What you have to do
Pick out all lines in the listing holding the string "застройщика" and copy them.

Dataset items:
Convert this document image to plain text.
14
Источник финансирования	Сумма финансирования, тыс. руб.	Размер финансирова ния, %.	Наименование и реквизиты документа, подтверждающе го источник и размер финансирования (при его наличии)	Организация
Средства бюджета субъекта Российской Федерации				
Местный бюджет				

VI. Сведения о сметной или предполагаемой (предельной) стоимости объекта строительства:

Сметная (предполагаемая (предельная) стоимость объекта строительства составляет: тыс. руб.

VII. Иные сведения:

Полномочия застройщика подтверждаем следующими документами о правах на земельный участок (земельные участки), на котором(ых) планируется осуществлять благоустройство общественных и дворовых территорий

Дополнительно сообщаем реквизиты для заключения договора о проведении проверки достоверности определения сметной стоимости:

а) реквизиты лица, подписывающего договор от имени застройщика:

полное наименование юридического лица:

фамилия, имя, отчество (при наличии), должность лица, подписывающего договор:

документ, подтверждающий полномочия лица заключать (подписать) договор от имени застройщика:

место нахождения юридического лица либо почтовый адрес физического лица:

Output of the exercise
Полномочия застройщика подтверждаем следующими документами о правах на земельный участок (земельные участки), на котором(ых) планируется осуществлять благоустройство общественных и дворовых территорий
а) реквизиты лица, подписывающего договор от имени застройщика:
документ, подтверждающий полномочия лица заключать (подписать) договор от имени застройщика:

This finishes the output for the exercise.